[start of STORED ROWS]

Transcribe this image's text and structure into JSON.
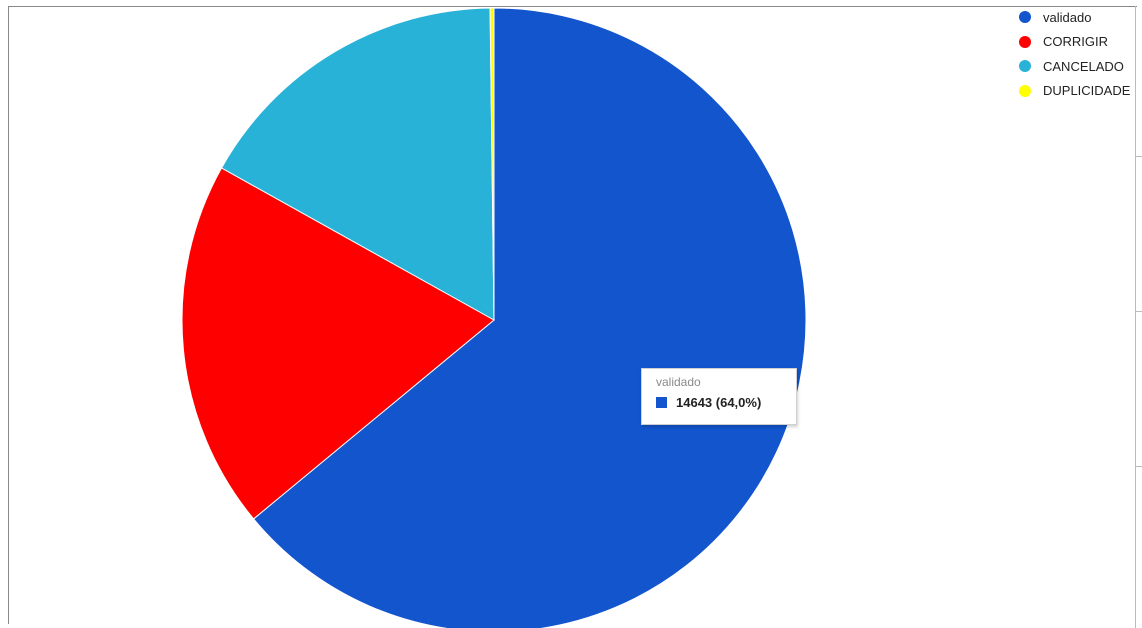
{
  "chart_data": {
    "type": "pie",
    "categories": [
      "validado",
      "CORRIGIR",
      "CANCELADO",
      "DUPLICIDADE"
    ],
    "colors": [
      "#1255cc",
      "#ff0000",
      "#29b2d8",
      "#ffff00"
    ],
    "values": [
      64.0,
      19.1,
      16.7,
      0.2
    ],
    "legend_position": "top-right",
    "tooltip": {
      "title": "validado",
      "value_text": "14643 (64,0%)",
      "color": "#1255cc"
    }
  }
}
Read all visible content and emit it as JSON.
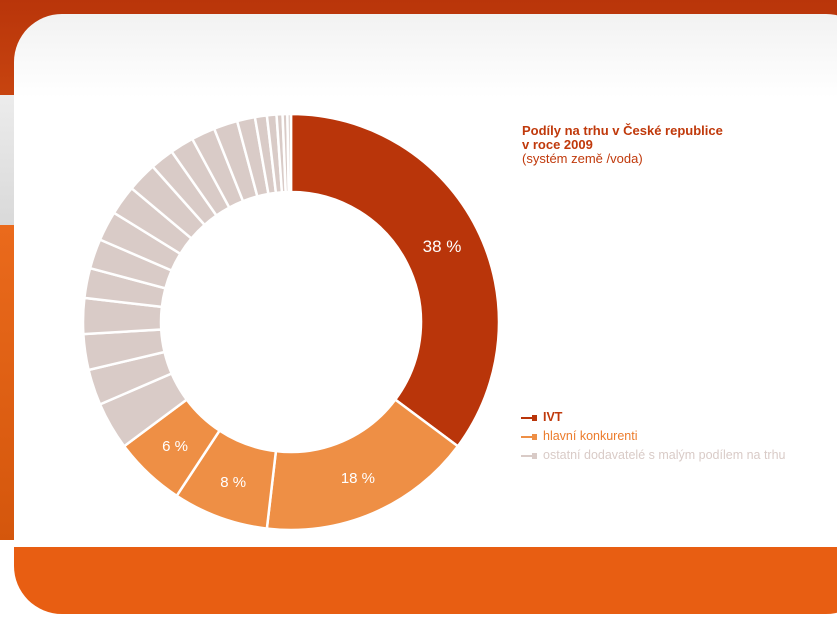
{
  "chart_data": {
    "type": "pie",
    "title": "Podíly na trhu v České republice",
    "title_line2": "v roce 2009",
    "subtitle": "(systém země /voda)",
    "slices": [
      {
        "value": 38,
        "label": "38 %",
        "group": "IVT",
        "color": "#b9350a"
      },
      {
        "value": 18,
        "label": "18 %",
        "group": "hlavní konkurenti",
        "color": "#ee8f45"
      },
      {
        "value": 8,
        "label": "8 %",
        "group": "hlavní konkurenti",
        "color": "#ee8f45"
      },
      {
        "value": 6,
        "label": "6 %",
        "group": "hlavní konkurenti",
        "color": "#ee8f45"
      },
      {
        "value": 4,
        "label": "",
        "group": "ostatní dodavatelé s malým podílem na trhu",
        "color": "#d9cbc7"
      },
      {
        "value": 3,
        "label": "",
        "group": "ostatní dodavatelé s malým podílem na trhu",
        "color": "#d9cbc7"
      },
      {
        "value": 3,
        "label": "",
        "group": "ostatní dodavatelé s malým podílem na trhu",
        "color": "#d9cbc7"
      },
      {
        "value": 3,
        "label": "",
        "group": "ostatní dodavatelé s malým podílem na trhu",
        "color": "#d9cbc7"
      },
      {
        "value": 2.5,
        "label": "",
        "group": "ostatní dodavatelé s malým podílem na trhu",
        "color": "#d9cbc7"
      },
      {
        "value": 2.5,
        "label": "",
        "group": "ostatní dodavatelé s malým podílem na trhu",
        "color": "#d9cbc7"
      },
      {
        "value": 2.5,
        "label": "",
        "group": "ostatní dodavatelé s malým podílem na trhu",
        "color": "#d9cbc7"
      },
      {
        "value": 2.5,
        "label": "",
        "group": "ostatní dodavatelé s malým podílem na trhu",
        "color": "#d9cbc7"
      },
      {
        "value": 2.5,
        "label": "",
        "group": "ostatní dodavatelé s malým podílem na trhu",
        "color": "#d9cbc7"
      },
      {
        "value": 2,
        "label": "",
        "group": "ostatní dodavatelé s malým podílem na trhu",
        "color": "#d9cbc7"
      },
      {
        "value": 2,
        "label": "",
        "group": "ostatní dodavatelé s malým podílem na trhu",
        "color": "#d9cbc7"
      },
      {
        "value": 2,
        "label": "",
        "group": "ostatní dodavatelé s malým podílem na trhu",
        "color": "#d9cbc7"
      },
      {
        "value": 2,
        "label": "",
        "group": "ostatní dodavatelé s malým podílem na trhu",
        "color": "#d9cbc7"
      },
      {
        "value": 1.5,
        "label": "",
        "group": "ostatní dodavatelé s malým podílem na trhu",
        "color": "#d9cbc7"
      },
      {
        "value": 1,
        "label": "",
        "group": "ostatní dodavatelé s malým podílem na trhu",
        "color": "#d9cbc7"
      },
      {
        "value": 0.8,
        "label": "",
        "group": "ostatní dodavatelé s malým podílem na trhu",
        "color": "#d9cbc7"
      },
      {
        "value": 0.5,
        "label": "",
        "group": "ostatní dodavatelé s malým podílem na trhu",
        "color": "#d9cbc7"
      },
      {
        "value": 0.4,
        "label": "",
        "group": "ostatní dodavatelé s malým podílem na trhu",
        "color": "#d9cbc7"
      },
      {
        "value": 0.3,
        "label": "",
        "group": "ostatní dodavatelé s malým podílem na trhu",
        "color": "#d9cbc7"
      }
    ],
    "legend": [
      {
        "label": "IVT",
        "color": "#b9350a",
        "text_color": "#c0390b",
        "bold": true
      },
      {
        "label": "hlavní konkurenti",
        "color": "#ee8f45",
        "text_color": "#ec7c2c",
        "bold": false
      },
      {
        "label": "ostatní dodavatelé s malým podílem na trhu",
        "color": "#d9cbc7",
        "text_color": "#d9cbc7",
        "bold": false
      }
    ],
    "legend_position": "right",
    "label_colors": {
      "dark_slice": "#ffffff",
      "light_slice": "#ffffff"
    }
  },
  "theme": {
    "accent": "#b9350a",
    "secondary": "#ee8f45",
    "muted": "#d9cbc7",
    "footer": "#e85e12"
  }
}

[end of STORED ROWS]

• TASK TO COMPLETE
Images in the records should not be copied. Repeat all the rest exactly.

• THE REPLY
Transcribe this image's text and structure into JSON.
{
  "chart_data": {
    "type": "pie",
    "categories": [
      "validado",
      "CORRIGIR",
      "CANCELADO",
      "DUPLICIDADE"
    ],
    "colors": [
      "#1255cc",
      "#ff0000",
      "#29b2d8",
      "#ffff00"
    ],
    "values": [
      64.0,
      19.1,
      16.7,
      0.2
    ],
    "legend_position": "top-right",
    "tooltip": {
      "title": "validado",
      "value_text": "14643 (64,0%)",
      "color": "#1255cc"
    }
  }
}
Read all visible content and emit it as JSON.
{
  "chart_data": {
    "type": "pie",
    "title": "Podíly na trhu v České republice",
    "title_line2": "v roce 2009",
    "subtitle": "(systém země /voda)",
    "slices": [
      {
        "value": 38,
        "label": "38 %",
        "group": "IVT",
        "color": "#b9350a"
      },
      {
        "value": 18,
        "label": "18 %",
        "group": "hlavní konkurenti",
        "color": "#ee8f45"
      },
      {
        "value": 8,
        "label": "8 %",
        "group": "hlavní konkurenti",
        "color": "#ee8f45"
      },
      {
        "value": 6,
        "label": "6 %",
        "group": "hlavní konkurenti",
        "color": "#ee8f45"
      },
      {
        "value": 4,
        "label": "",
        "group": "ostatní dodavatelé s malým podílem na trhu",
        "color": "#d9cbc7"
      },
      {
        "value": 3,
        "label": "",
        "group": "ostatní dodavatelé s malým podílem na trhu",
        "color": "#d9cbc7"
      },
      {
        "value": 3,
        "label": "",
        "group": "ostatní dodavatelé s malým podílem na trhu",
        "color": "#d9cbc7"
      },
      {
        "value": 3,
        "label": "",
        "group": "ostatní dodavatelé s malým podílem na trhu",
        "color": "#d9cbc7"
      },
      {
        "value": 2.5,
        "label": "",
        "group": "ostatní dodavatelé s malým podílem na trhu",
        "color": "#d9cbc7"
      },
      {
        "value": 2.5,
        "label": "",
        "group": "ostatní dodavatelé s malým podílem na trhu",
        "color": "#d9cbc7"
      },
      {
        "value": 2.5,
        "label": "",
        "group": "ostatní dodavatelé s malým podílem na trhu",
        "color": "#d9cbc7"
      },
      {
        "value": 2.5,
        "label": "",
        "group": "ostatní dodavatelé s malým podílem na trhu",
        "color": "#d9cbc7"
      },
      {
        "value": 2.5,
        "label": "",
        "group": "ostatní dodavatelé s malým podílem na trhu",
        "color": "#d9cbc7"
      },
      {
        "value": 2,
        "label": "",
        "group": "ostatní dodavatelé s malým podílem na trhu",
        "color": "#d9cbc7"
      },
      {
        "value": 2,
        "label": "",
        "group": "ostatní dodavatelé s malým podílem na trhu",
        "color": "#d9cbc7"
      },
      {
        "value": 2,
        "label": "",
        "group": "ostatní dodavatelé s malým podílem na trhu",
        "color": "#d9cbc7"
      },
      {
        "value": 2,
        "label": "",
        "group": "ostatní dodavatelé s malým podílem na trhu",
        "color": "#d9cbc7"
      },
      {
        "value": 1.5,
        "label": "",
        "group": "ostatní dodavatelé s malým podílem na trhu",
        "color": "#d9cbc7"
      },
      {
        "value": 1,
        "label": "",
        "group": "ostatní dodavatelé s malým podílem na trhu",
        "color": "#d9cbc7"
      },
      {
        "value": 0.8,
        "label": "",
        "group": "ostatní dodavatelé s malým podílem na trhu",
        "color": "#d9cbc7"
      },
      {
        "value": 0.5,
        "label": "",
        "group": "ostatní dodavatelé s malým podílem na trhu",
        "color": "#d9cbc7"
      },
      {
        "value": 0.4,
        "label": "",
        "group": "ostatní dodavatelé s malým podílem na trhu",
        "color": "#d9cbc7"
      },
      {
        "value": 0.3,
        "label": "",
        "group": "ostatní dodavatelé s malým podílem na trhu",
        "color": "#d9cbc7"
      }
    ],
    "legend": [
      {
        "label": "IVT",
        "color": "#b9350a",
        "text_color": "#c0390b",
        "bold": true
      },
      {
        "label": "hlavní konkurenti",
        "color": "#ee8f45",
        "text_color": "#ec7c2c",
        "bold": false
      },
      {
        "label": "ostatní dodavatelé s malým podílem na trhu",
        "color": "#d9cbc7",
        "text_color": "#d9cbc7",
        "bold": false
      }
    ],
    "legend_position": "right",
    "label_colors": {
      "dark_slice": "#ffffff",
      "light_slice": "#ffffff"
    }
  },
  "theme": {
    "accent": "#b9350a",
    "secondary": "#ee8f45",
    "muted": "#d9cbc7",
    "footer": "#e85e12"
  }
}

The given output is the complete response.